Could you gather every line below that contains the word "phát" and copy each one? Count only matches with the same uppercase and lowercase letters.

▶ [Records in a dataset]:
* * * * *
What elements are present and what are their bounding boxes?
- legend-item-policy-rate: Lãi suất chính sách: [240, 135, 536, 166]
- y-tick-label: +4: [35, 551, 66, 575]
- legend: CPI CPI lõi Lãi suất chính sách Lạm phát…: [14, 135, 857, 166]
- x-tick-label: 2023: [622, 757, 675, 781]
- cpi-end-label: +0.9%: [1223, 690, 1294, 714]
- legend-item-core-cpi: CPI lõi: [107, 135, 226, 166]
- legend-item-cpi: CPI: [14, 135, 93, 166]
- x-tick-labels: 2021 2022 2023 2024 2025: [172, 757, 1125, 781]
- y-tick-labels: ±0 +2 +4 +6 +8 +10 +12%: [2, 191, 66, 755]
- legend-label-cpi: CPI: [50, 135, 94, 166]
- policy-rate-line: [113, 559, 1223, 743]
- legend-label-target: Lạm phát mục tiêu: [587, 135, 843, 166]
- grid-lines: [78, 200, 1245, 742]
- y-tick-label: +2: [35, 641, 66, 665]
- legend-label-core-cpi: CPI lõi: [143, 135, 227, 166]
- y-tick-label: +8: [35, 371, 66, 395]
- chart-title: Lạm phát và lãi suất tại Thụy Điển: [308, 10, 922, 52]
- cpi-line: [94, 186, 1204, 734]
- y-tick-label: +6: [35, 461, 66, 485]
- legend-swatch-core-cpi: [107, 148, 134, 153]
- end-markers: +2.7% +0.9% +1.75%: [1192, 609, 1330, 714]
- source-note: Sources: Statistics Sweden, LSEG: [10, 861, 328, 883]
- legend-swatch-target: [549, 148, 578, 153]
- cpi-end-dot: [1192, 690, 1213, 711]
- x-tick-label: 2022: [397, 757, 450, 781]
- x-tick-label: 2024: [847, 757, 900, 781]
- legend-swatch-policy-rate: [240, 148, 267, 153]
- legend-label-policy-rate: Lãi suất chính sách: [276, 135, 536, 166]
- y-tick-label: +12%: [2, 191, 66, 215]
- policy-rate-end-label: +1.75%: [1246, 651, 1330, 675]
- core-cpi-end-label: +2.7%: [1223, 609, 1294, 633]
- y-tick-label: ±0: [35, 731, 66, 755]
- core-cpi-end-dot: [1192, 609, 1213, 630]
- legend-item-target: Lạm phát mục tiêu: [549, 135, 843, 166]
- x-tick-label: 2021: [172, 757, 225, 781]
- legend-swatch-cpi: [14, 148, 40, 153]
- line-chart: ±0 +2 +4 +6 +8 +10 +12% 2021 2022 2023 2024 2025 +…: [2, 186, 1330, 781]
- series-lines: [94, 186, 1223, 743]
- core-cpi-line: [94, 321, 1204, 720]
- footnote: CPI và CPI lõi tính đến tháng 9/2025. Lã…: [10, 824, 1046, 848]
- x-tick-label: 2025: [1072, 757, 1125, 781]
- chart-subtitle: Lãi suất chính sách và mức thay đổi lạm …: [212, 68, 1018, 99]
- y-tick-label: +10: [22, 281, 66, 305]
* * * * *
▶ [Solution to this exercise]:
- legend: CPI CPI lõi Lãi suất chính sách Lạm phát…: [14, 135, 857, 166]
- legend-label-target: Lạm phát mục tiêu: [587, 135, 843, 166]
- chart-title: Lạm phát và lãi suất tại Thụy Điển: [308, 10, 922, 52]
- legend-item-target: Lạm phát mục tiêu: [549, 135, 843, 166]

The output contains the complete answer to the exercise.